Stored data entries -
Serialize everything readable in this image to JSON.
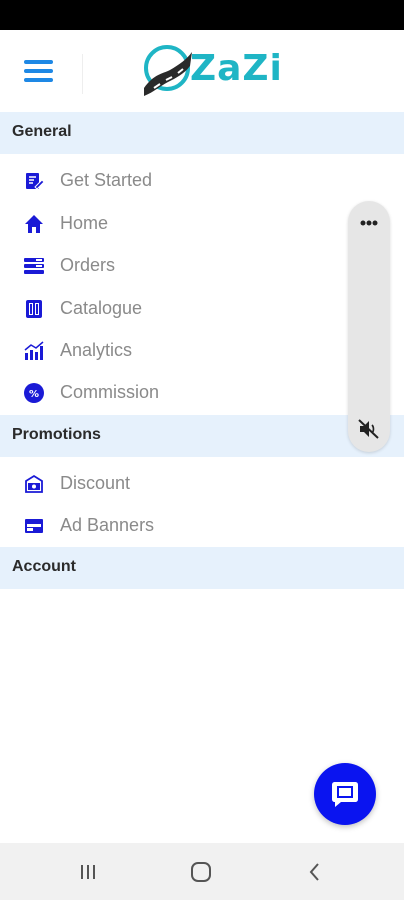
{
  "app": {
    "logo_text": "ZaZi"
  },
  "icons": {
    "menu": "hamburger-menu-icon",
    "more": "more-horizontal-icon",
    "mute": "volume-mute-icon",
    "chat": "chat-bubble-icon",
    "recents": "recents-icon",
    "home": "home-circle-icon",
    "back": "back-arrow-icon"
  },
  "colors": {
    "accent": "#1e88e5",
    "brand": "#1fb5c5",
    "icon_blue": "#1a1ad6",
    "section_bg": "#e6f1fc",
    "fab": "#0a14f0"
  },
  "sections": {
    "general": {
      "title": "General",
      "items": [
        {
          "label": "Get Started",
          "icon": "edit-document-icon"
        },
        {
          "label": "Home",
          "icon": "house-icon"
        },
        {
          "label": "Orders",
          "icon": "list-icon"
        },
        {
          "label": "Catalogue",
          "icon": "book-icon"
        },
        {
          "label": "Analytics",
          "icon": "bar-chart-icon"
        },
        {
          "label": "Commission",
          "icon": "percent-badge-icon"
        }
      ]
    },
    "promotions": {
      "title": "Promotions",
      "items": [
        {
          "label": "Discount",
          "icon": "discount-tag-icon"
        },
        {
          "label": "Ad Banners",
          "icon": "banner-icon"
        }
      ]
    },
    "account": {
      "title": "Account"
    }
  }
}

WHAT YOU HAVE TO DO - A faithful copy of the records above is needed, with the pictures left out.

ANSWER TO THIS PROBLEM -
Serialize everything readable in this image to JSON.
{
  "app": {
    "logo_text": "ZaZi"
  },
  "icons": {
    "menu": "hamburger-menu-icon",
    "more": "more-horizontal-icon",
    "mute": "volume-mute-icon",
    "chat": "chat-bubble-icon",
    "recents": "recents-icon",
    "home": "home-circle-icon",
    "back": "back-arrow-icon"
  },
  "colors": {
    "accent": "#1e88e5",
    "brand": "#1fb5c5",
    "icon_blue": "#1a1ad6",
    "section_bg": "#e6f1fc",
    "fab": "#0a14f0"
  },
  "sections": {
    "general": {
      "title": "General",
      "items": [
        {
          "label": "Get Started",
          "icon": "edit-document-icon"
        },
        {
          "label": "Home",
          "icon": "house-icon"
        },
        {
          "label": "Orders",
          "icon": "list-icon"
        },
        {
          "label": "Catalogue",
          "icon": "book-icon"
        },
        {
          "label": "Analytics",
          "icon": "bar-chart-icon"
        },
        {
          "label": "Commission",
          "icon": "percent-badge-icon"
        }
      ]
    },
    "promotions": {
      "title": "Promotions",
      "items": [
        {
          "label": "Discount",
          "icon": "discount-tag-icon"
        },
        {
          "label": "Ad Banners",
          "icon": "banner-icon"
        }
      ]
    },
    "account": {
      "title": "Account"
    }
  }
}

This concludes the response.